(Data excerpts)
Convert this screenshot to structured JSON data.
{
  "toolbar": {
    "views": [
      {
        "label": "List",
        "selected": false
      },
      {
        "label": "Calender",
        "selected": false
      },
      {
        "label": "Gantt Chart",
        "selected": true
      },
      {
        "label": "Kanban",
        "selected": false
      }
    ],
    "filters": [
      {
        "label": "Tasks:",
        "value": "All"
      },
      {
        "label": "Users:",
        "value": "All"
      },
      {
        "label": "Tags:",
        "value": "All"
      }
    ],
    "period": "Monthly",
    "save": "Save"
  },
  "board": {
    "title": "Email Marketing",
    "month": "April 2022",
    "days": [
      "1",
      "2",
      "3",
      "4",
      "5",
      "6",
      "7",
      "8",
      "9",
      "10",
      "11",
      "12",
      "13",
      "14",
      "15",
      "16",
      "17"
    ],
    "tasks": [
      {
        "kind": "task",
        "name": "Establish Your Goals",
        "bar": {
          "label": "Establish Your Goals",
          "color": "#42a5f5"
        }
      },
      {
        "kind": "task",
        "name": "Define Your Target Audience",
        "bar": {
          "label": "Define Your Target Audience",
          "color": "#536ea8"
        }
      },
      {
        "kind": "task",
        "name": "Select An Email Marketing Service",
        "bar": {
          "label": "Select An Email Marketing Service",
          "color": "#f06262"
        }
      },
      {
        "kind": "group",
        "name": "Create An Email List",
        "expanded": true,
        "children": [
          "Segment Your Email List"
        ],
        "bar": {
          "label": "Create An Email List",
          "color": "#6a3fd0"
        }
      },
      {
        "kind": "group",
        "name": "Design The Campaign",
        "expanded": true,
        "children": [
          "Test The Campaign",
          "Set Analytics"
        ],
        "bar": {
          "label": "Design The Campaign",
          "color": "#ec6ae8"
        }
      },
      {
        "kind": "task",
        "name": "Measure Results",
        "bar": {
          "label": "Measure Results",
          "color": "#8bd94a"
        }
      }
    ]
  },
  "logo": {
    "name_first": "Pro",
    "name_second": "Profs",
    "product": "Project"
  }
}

*Problem to work on*. Retype all of the entries precisely as they are.

*Correct output*.
Convert this screenshot to structured JSON data.
{
  "toolbar": {
    "views": [
      {
        "label": "List",
        "selected": false
      },
      {
        "label": "Calender",
        "selected": false
      },
      {
        "label": "Gantt Chart",
        "selected": true
      },
      {
        "label": "Kanban",
        "selected": false
      }
    ],
    "filters": [
      {
        "label": "Tasks:",
        "value": "All"
      },
      {
        "label": "Users:",
        "value": "All"
      },
      {
        "label": "Tags:",
        "value": "All"
      }
    ],
    "period": "Monthly",
    "save": "Save"
  },
  "board": {
    "title": "Email Marketing",
    "month": "April 2022",
    "days": [
      "1",
      "2",
      "3",
      "4",
      "5",
      "6",
      "7",
      "8",
      "9",
      "10",
      "11",
      "12",
      "13",
      "14",
      "15",
      "16",
      "17"
    ],
    "tasks": [
      {
        "kind": "task",
        "name": "Establish Your Goals",
        "bar": {
          "label": "Establish Your Goals",
          "color": "#42a5f5"
        }
      },
      {
        "kind": "task",
        "name": "Define Your Target Audience",
        "bar": {
          "label": "Define Your Target Audience",
          "color": "#536ea8"
        }
      },
      {
        "kind": "task",
        "name": "Select An Email Marketing Service",
        "bar": {
          "label": "Select An Email Marketing Service",
          "color": "#f06262"
        }
      },
      {
        "kind": "group",
        "name": "Create An Email List",
        "expanded": true,
        "children": [
          "Segment Your Email List"
        ],
        "bar": {
          "label": "Create An Email List",
          "color": "#6a3fd0"
        }
      },
      {
        "kind": "group",
        "name": "Design The Campaign",
        "expanded": true,
        "children": [
          "Test The Campaign",
          "Set Analytics"
        ],
        "bar": {
          "label": "Design The Campaign",
          "color": "#ec6ae8"
        }
      },
      {
        "kind": "task",
        "name": "Measure Results",
        "bar": {
          "label": "Measure Results",
          "color": "#8bd94a"
        }
      }
    ]
  },
  "logo": {
    "name_first": "Pro",
    "name_second": "Profs",
    "product": "Project"
  }
}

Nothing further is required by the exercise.